| Aim |
Determine how many lines contain the string "pemikiran". Reply with that figure and nothing else.

──────── Extracted data ────────

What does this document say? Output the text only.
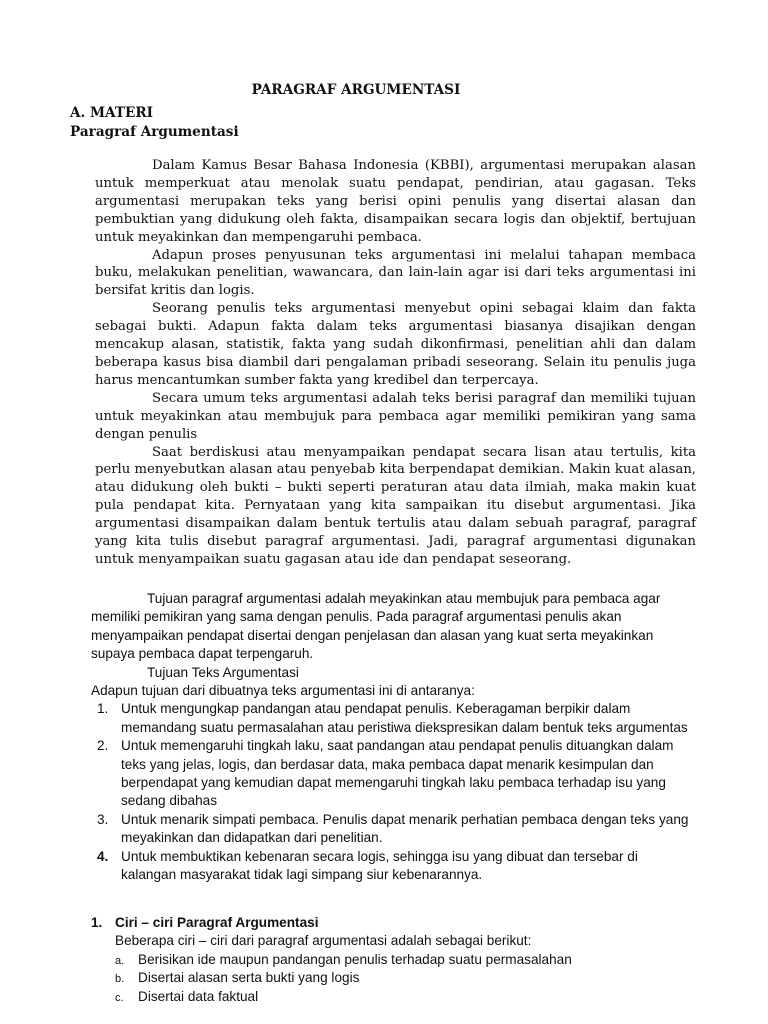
PARAGRAF ARGUMENTASI
A. MATERI
Paragraf Argumentasi

Dalam Kamus Besar Bahasa Indonesia (KBBI), argumentasi merupakan alasan untuk memperkuat atau menolak suatu pendapat, pendirian, atau gagasan. Teks argumentasi merupakan teks yang berisi opini penulis yang disertai alasan dan pembuktian yang didukung oleh fakta, disampaikan secara logis dan objektif, bertujuan untuk meyakinkan dan mempengaruhi pembaca.

Adapun proses penyusunan teks argumentasi ini melalui tahapan membaca buku, melakukan penelitian, wawancara, dan lain-lain agar isi dari teks argumentasi ini bersifat kritis dan logis.

Seorang penulis teks argumentasi menyebut opini sebagai klaim dan fakta sebagai bukti. Adapun fakta dalam teks argumentasi biasanya disajikan dengan mencakup alasan, statistik, fakta yang sudah dikonfirmasi, penelitian ahli dan dalam beberapa kasus bisa diambil dari pengalaman pribadi seseorang. Selain itu penulis juga harus mencantumkan sumber fakta yang kredibel dan terpercaya.

Secara umum teks argumentasi adalah teks berisi paragraf dan memiliki tujuan untuk meyakinkan atau membujuk para pembaca agar memiliki pemikiran yang sama dengan penulis

Saat berdiskusi atau menyampaikan pendapat secara lisan atau tertulis, kita perlu menyebutkan alasan atau penyebab kita berpendapat demikian. Makin kuat alasan, atau didukung oleh bukti – bukti seperti peraturan atau data ilmiah, maka makin kuat pula pendapat kita. Pernyataan yang kita sampaikan itu disebut argumentasi. Jika argumentasi disampaikan dalam bentuk tertulis atau dalam sebuah paragraf, paragraf yang kita tulis disebut paragraf argumentasi. Jadi, paragraf argumentasi digunakan untuk menyampaikan suatu gagasan atau ide dan pendapat seseorang.

Tujuan paragraf argumentasi adalah meyakinkan atau membujuk para pembaca agar memiliki pemikiran yang sama dengan penulis. Pada paragraf argumentasi penulis akan menyampaikan pendapat disertai dengan penjelasan dan alasan yang kuat serta meyakinkan supaya pembaca dapat terpengaruh.

Tujuan Teks Argumentasi

Adapun tujuan dari dibuatnya teks argumentasi ini di antaranya:

1. Untuk mengungkap pandangan atau pendapat penulis. Keberagaman berpikir dalam memandang suatu permasalahan atau peristiwa diekspresikan dalam bentuk teks argumentas
2. Untuk memengaruhi tingkah laku, saat pandangan atau pendapat penulis dituangkan dalam teks yang jelas, logis, dan berdasar data, maka pembaca dapat menarik kesimpulan dan berpendapat yang kemudian dapat memengaruhi tingkah laku pembaca terhadap isu yang sedang dibahas
3. Untuk menarik simpati pembaca. Penulis dapat menarik perhatian pembaca dengan teks yang meyakinkan dan didapatkan dari penelitian.
4. Untuk membuktikan kebenaran secara logis, sehingga isu yang dibuat dan tersebar di kalangan masyarakat tidak lagi simpang siur kebenarannya.
1. Ciri – ciri Paragraf Argumentasi
Beberapa ciri – ciri dari paragraf argumentasi adalah sebagai berikut:
a. Berisikan ide maupun pandangan penulis terhadap suatu permasalahan
b. Disertai alasan serta bukti yang logis
c. Disertai data faktual
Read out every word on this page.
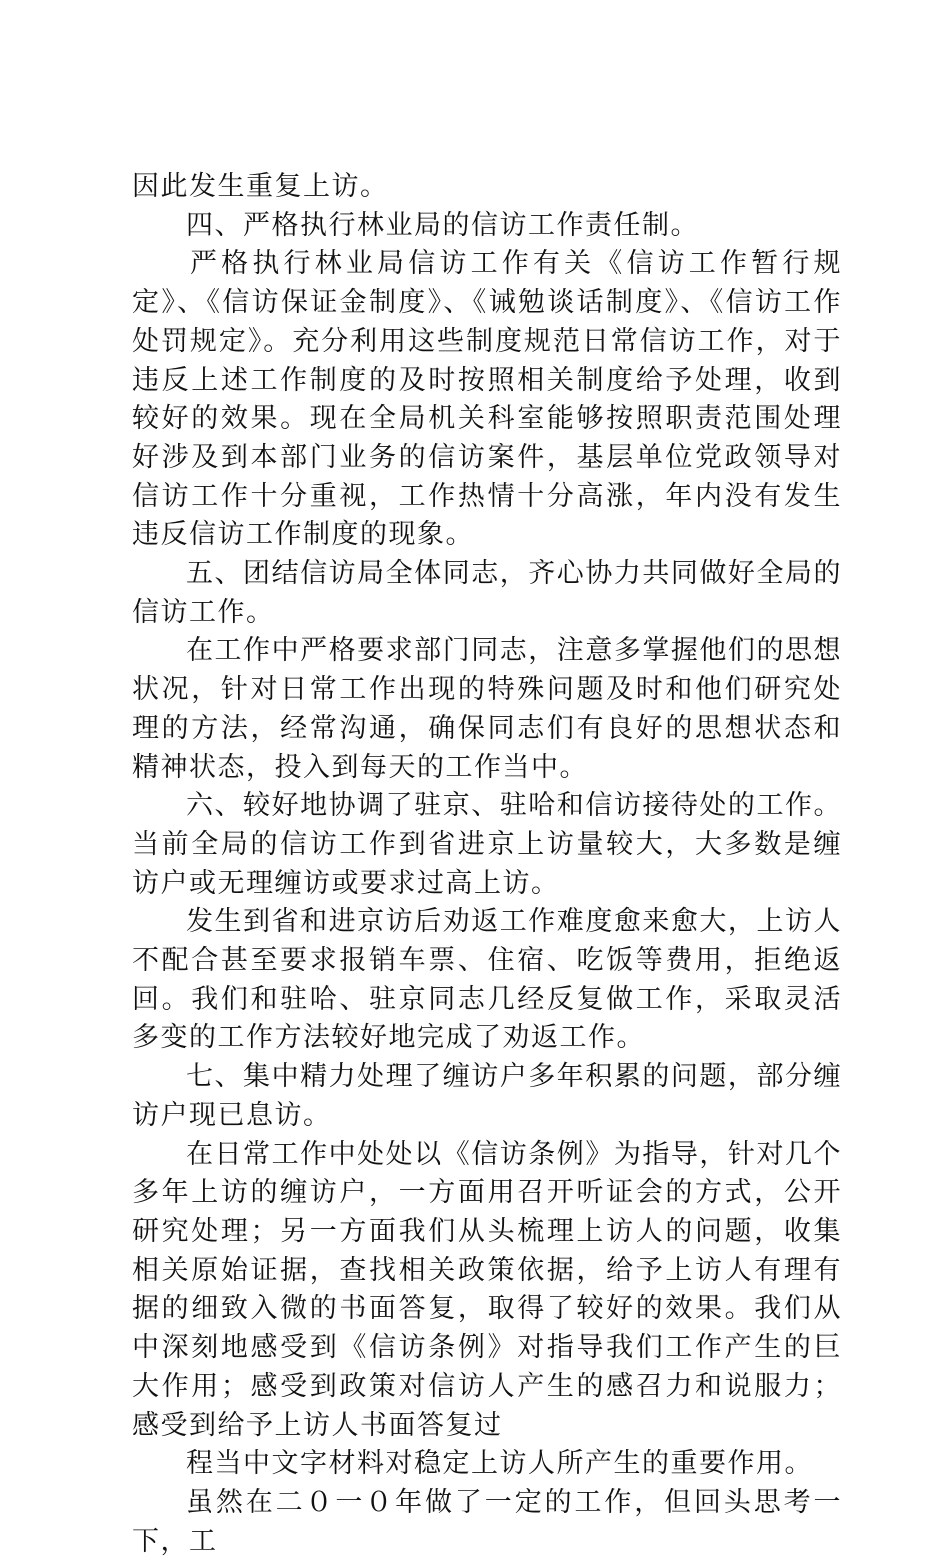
因此发生重复上访。

四、严格执行林业局的信访工作责任制。

严格执行林业局信访工作有关《信访工作暂行规定》、《信访保证金制度》、《诫勉谈话制度》、《信访工作处罚规定》。充分利用这些制度规范日常信访工作，对于违反上述工作制度的及时按照相关制度给予处理，收到较好的效果。现在全局机关科室能够按照职责范围处理好涉及到本部门业务的信访案件，基层单位党政领导对信访工作十分重视，工作热情十分高涨，年内没有发生违反信访工作制度的现象。

五、团结信访局全体同志，齐心协力共同做好全局的信访工作。

在工作中严格要求部门同志，注意多掌握他们的思想状况，针对日常工作出现的特殊问题及时和他们研究处理的方法，经常沟通，确保同志们有良好的思想状态和精神状态，投入到每天的工作当中。

六、较好地协调了驻京、驻哈和信访接待处的工作。当前全局的信访工作到省进京上访量较大，大多数是缠访户或无理缠访或要求过高上访。

发生到省和进京访后劝返工作难度愈来愈大，上访人不配合甚至要求报销车票、住宿、吃饭等费用，拒绝返回。我们和驻哈、驻京同志几经反复做工作，采取灵活多变的工作方法较好地完成了劝返工作。

七、集中精力处理了缠访户多年积累的问题，部分缠访户现已息访。

在日常工作中处处以《信访条例》为指导，针对几个多年上访的缠访户，一方面用召开听证会的方式，公开研究处理；另一方面我们从头梳理上访人的问题，收集相关原始证据，查找相关政策依据，给予上访人有理有据的细致入微的书面答复，取得了较好的效果。我们从中深刻地感受到《信访条例》对指导我们工作产生的巨大作用；感受到政策对信访人产生的感召力和说服力；感受到给予上访人书面答复过

程当中文字材料对稳定上访人所产生的重要作用。

虽然在二０一０年做了一定的工作，但回头思考一下，工
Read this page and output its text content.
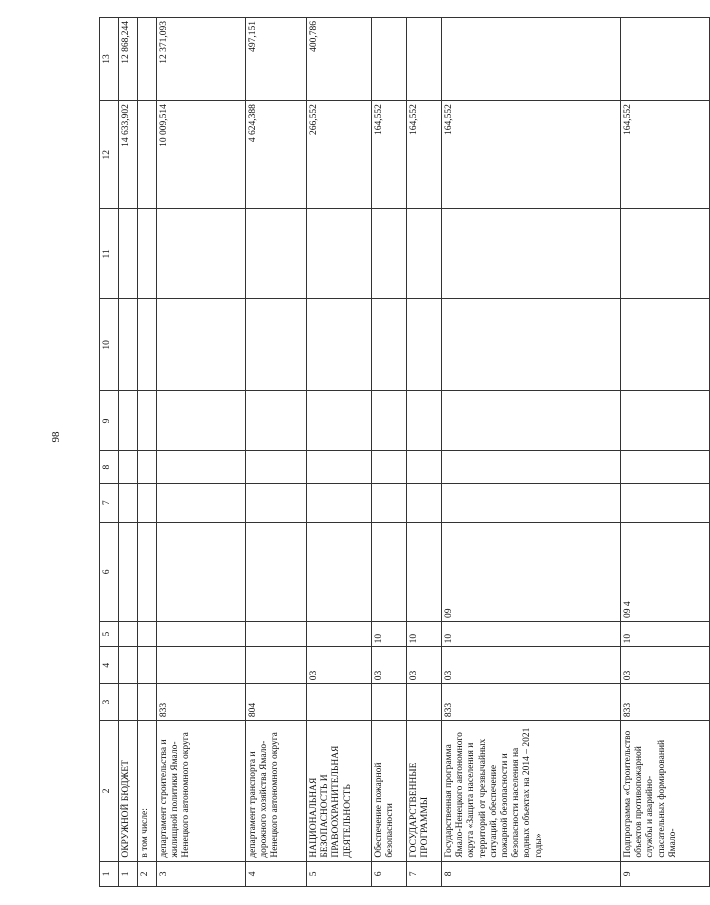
98
1	2	3	4	5	6	7	8	9	10	11	12	13
1	ОКРУЖНОЙ БЮДЖЕТ										14 633,902	12 868,244
2	в том числе:											
3	департамент строительства и жилищной политики Ямало-Ненецкого автономного округа	833									10 009,514	12 371,093
4	департамент транспорта и дорожного хозяйства Ямало-Ненецкого автономного округа	804									4 624,388	497,151
5	НАЦИОНАЛЬНАЯ БЕЗОПАСНОСТЬ И ПРАВООХРАНИТЕЛЬНАЯ ДЕЯТЕЛЬНОСТЬ		03								266,552	400,786
6	Обеспечение пожарной безопасности		03	10							164,552	
7	ГОСУДАРСТВЕННЫЕ ПРОГРАММЫ		03	10							164,552	
8	Государственная программа Ямало-Ненецкого автономного округа «Защита населения и территорий от чрезвычайных ситуаций, обеспечение пожарной безопасности и безопасности населения на водных объектах на 2014 – 2021 годы»	833	03	10	09						164,552	
9	Подпрограмма «Строительство объектов противопожарной службы и аварийно-спасательных формирований Ямало-	833	03	10	09 4						164,552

────────

| Answer |
2